YOUR OBJECTIVE. Copy the material that follows word for word and omit its pictures.

PROVIDED RECORDS.
## Start

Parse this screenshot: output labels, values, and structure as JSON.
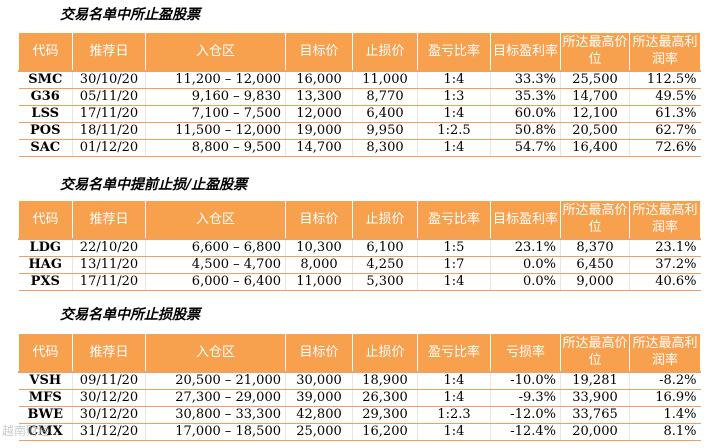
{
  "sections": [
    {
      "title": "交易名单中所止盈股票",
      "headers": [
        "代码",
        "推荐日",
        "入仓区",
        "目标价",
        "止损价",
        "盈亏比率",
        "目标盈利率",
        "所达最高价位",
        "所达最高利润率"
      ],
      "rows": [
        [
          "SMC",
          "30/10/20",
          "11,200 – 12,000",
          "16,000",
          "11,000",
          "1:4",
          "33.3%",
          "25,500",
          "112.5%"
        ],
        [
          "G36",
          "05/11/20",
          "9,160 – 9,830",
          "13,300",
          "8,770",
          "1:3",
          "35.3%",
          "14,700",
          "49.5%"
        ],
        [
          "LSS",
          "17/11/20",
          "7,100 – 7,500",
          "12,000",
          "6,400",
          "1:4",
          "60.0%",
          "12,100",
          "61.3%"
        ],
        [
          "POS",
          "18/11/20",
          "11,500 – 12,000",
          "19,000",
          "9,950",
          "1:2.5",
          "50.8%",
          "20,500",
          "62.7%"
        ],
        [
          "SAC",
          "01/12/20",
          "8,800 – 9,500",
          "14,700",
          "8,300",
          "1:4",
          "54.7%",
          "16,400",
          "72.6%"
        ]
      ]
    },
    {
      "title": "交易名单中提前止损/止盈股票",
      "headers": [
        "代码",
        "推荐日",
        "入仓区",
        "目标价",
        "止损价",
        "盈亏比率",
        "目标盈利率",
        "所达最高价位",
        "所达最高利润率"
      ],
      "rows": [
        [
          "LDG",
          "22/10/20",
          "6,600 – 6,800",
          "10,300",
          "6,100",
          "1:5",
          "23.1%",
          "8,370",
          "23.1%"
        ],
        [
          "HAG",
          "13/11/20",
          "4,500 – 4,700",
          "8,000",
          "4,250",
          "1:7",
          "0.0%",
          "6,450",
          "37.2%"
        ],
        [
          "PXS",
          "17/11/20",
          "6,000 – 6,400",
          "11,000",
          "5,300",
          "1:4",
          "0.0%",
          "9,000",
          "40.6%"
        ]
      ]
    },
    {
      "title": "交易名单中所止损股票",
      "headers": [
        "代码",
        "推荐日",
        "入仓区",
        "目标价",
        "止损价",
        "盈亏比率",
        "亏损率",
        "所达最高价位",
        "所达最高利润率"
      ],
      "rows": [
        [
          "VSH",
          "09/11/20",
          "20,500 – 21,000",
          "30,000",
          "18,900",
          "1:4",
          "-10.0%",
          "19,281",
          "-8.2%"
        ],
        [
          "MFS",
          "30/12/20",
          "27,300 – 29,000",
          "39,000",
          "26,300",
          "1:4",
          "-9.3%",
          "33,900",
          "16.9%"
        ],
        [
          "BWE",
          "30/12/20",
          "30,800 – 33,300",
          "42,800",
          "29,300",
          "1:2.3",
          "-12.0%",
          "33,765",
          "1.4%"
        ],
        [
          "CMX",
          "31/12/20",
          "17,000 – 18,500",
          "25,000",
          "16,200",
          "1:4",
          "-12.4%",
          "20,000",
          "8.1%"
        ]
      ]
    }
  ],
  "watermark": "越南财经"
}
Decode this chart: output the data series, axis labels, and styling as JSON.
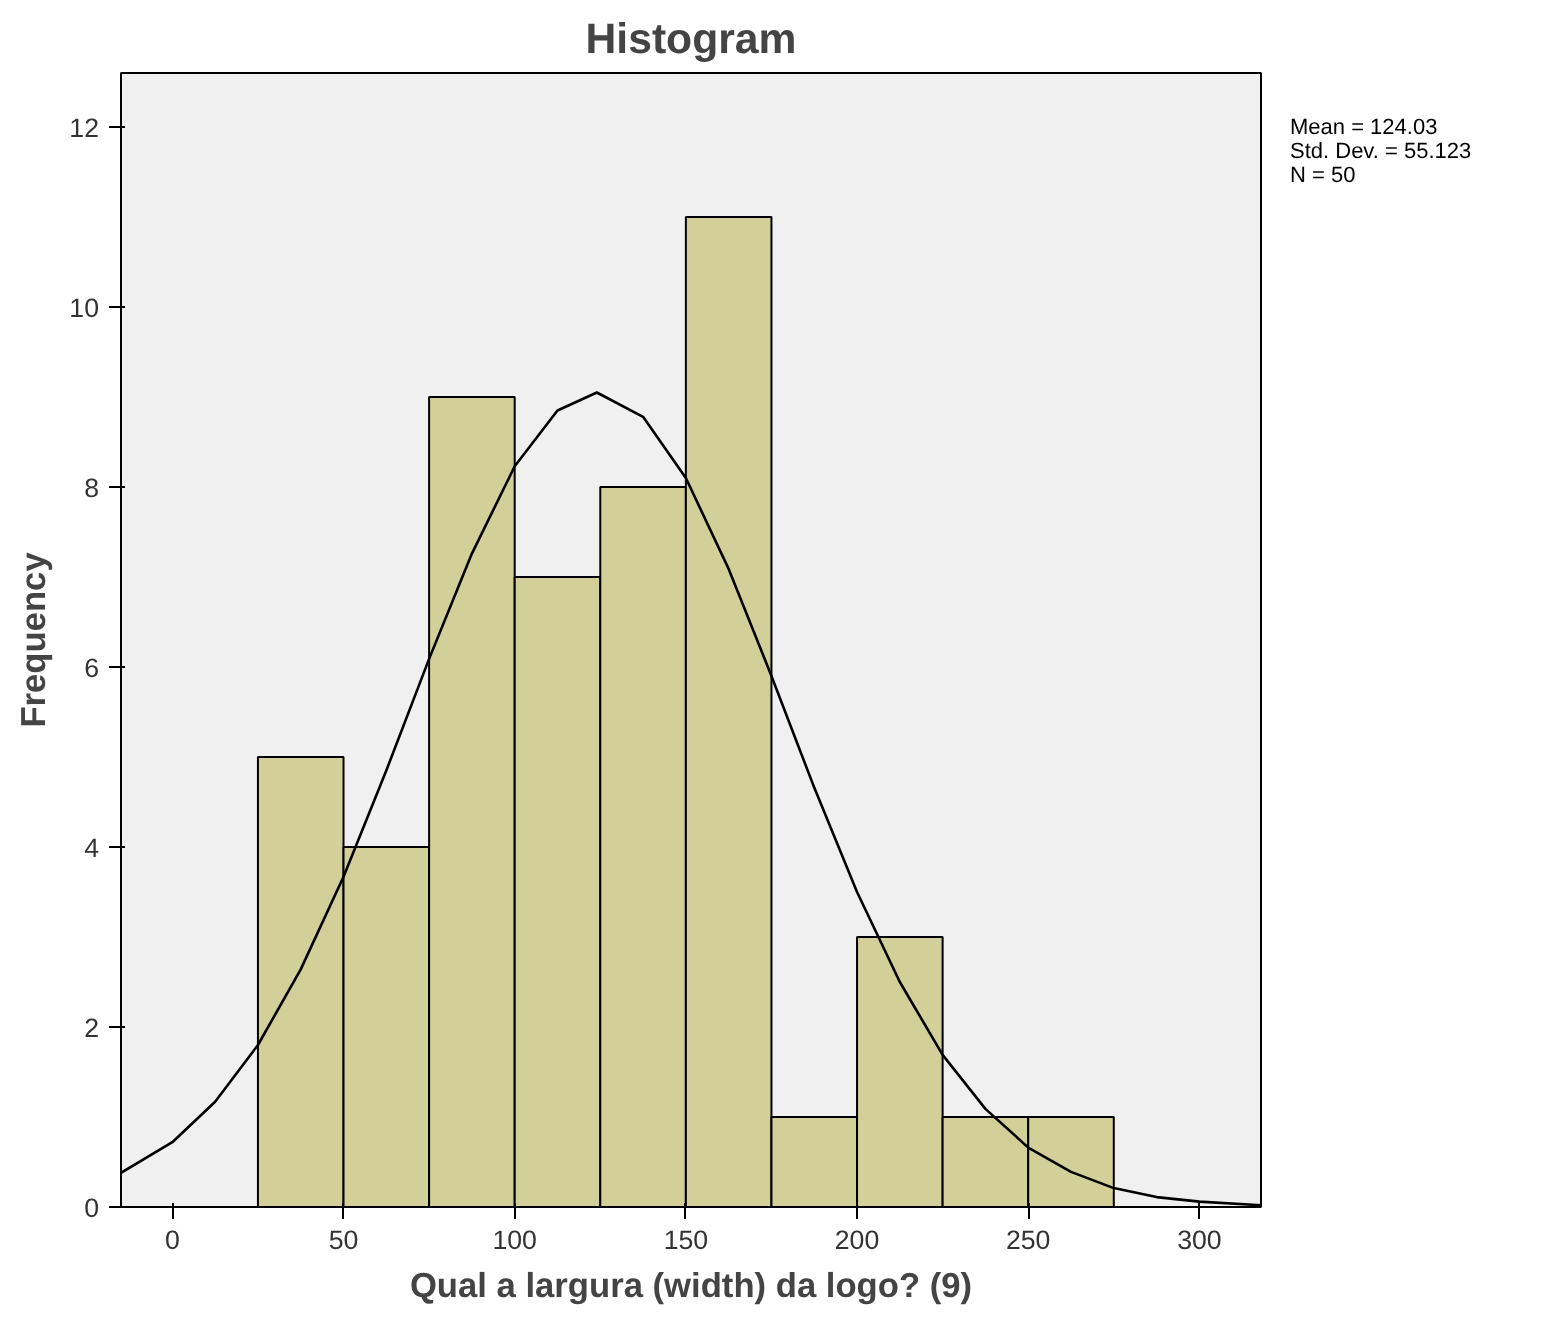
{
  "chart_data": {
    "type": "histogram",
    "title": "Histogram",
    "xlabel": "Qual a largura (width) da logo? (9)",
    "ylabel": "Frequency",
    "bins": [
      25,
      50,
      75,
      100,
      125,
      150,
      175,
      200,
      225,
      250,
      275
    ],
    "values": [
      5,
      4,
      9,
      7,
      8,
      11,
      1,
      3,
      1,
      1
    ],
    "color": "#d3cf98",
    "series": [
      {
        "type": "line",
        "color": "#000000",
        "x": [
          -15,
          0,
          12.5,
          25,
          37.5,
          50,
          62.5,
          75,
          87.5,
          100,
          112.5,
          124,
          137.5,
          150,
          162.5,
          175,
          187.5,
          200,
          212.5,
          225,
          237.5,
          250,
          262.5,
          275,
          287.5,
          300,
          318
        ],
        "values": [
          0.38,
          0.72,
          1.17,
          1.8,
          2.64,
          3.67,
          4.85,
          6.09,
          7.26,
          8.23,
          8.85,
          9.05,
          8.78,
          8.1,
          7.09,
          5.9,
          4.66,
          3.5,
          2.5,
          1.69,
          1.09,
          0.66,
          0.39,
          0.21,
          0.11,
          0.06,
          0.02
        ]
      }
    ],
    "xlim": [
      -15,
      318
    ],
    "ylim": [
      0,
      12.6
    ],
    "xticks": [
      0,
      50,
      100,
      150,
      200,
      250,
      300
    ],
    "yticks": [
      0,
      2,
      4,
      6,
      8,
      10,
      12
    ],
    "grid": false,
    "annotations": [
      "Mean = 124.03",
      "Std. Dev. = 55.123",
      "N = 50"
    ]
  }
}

## End

ANSWER FOR THIS EXERCISE.
Parse this screenshot: output labels, values, and structure as JSON.
{
  "sections": [
    {
      "title": "交易名单中所止盈股票",
      "headers": [
        "代码",
        "推荐日",
        "入仓区",
        "目标价",
        "止损价",
        "盈亏比率",
        "目标盈利率",
        "所达最高价位",
        "所达最高利润率"
      ],
      "rows": [
        [
          "SMC",
          "30/10/20",
          "11,200 – 12,000",
          "16,000",
          "11,000",
          "1:4",
          "33.3%",
          "25,500",
          "112.5%"
        ],
        [
          "G36",
          "05/11/20",
          "9,160 – 9,830",
          "13,300",
          "8,770",
          "1:3",
          "35.3%",
          "14,700",
          "49.5%"
        ],
        [
          "LSS",
          "17/11/20",
          "7,100 – 7,500",
          "12,000",
          "6,400",
          "1:4",
          "60.0%",
          "12,100",
          "61.3%"
        ],
        [
          "POS",
          "18/11/20",
          "11,500 – 12,000",
          "19,000",
          "9,950",
          "1:2.5",
          "50.8%",
          "20,500",
          "62.7%"
        ],
        [
          "SAC",
          "01/12/20",
          "8,800 – 9,500",
          "14,700",
          "8,300",
          "1:4",
          "54.7%",
          "16,400",
          "72.6%"
        ]
      ]
    },
    {
      "title": "交易名单中提前止损/止盈股票",
      "headers": [
        "代码",
        "推荐日",
        "入仓区",
        "目标价",
        "止损价",
        "盈亏比率",
        "目标盈利率",
        "所达最高价位",
        "所达最高利润率"
      ],
      "rows": [
        [
          "LDG",
          "22/10/20",
          "6,600 – 6,800",
          "10,300",
          "6,100",
          "1:5",
          "23.1%",
          "8,370",
          "23.1%"
        ],
        [
          "HAG",
          "13/11/20",
          "4,500 – 4,700",
          "8,000",
          "4,250",
          "1:7",
          "0.0%",
          "6,450",
          "37.2%"
        ],
        [
          "PXS",
          "17/11/20",
          "6,000 – 6,400",
          "11,000",
          "5,300",
          "1:4",
          "0.0%",
          "9,000",
          "40.6%"
        ]
      ]
    },
    {
      "title": "交易名单中所止损股票",
      "headers": [
        "代码",
        "推荐日",
        "入仓区",
        "目标价",
        "止损价",
        "盈亏比率",
        "亏损率",
        "所达最高价位",
        "所达最高利润率"
      ],
      "rows": [
        [
          "VSH",
          "09/11/20",
          "20,500 – 21,000",
          "30,000",
          "18,900",
          "1:4",
          "-10.0%",
          "19,281",
          "-8.2%"
        ],
        [
          "MFS",
          "30/12/20",
          "27,300 – 29,000",
          "39,000",
          "26,300",
          "1:4",
          "-9.3%",
          "33,900",
          "16.9%"
        ],
        [
          "BWE",
          "30/12/20",
          "30,800 – 33,300",
          "42,800",
          "29,300",
          "1:2.3",
          "-12.0%",
          "33,765",
          "1.4%"
        ],
        [
          "CMX",
          "31/12/20",
          "17,000 – 18,500",
          "25,000",
          "16,200",
          "1:4",
          "-12.4%",
          "20,000",
          "8.1%"
        ]
      ]
    }
  ],
  "watermark": "越南财经"
}
Decode this chart: output the data series, axis labels, and styling as JSON.
{
  "chart_data": {
    "type": "histogram",
    "title": "Histogram",
    "xlabel": "Qual a largura (width) da logo? (9)",
    "ylabel": "Frequency",
    "bins": [
      25,
      50,
      75,
      100,
      125,
      150,
      175,
      200,
      225,
      250,
      275
    ],
    "values": [
      5,
      4,
      9,
      7,
      8,
      11,
      1,
      3,
      1,
      1
    ],
    "color": "#d3cf98",
    "series": [
      {
        "type": "line",
        "color": "#000000",
        "x": [
          -15,
          0,
          12.5,
          25,
          37.5,
          50,
          62.5,
          75,
          87.5,
          100,
          112.5,
          124,
          137.5,
          150,
          162.5,
          175,
          187.5,
          200,
          212.5,
          225,
          237.5,
          250,
          262.5,
          275,
          287.5,
          300,
          318
        ],
        "values": [
          0.38,
          0.72,
          1.17,
          1.8,
          2.64,
          3.67,
          4.85,
          6.09,
          7.26,
          8.23,
          8.85,
          9.05,
          8.78,
          8.1,
          7.09,
          5.9,
          4.66,
          3.5,
          2.5,
          1.69,
          1.09,
          0.66,
          0.39,
          0.21,
          0.11,
          0.06,
          0.02
        ]
      }
    ],
    "xlim": [
      -15,
      318
    ],
    "ylim": [
      0,
      12.6
    ],
    "xticks": [
      0,
      50,
      100,
      150,
      200,
      250,
      300
    ],
    "yticks": [
      0,
      2,
      4,
      6,
      8,
      10,
      12
    ],
    "grid": false,
    "annotations": [
      "Mean = 124.03",
      "Std. Dev. = 55.123",
      "N = 50"
    ]
  }
}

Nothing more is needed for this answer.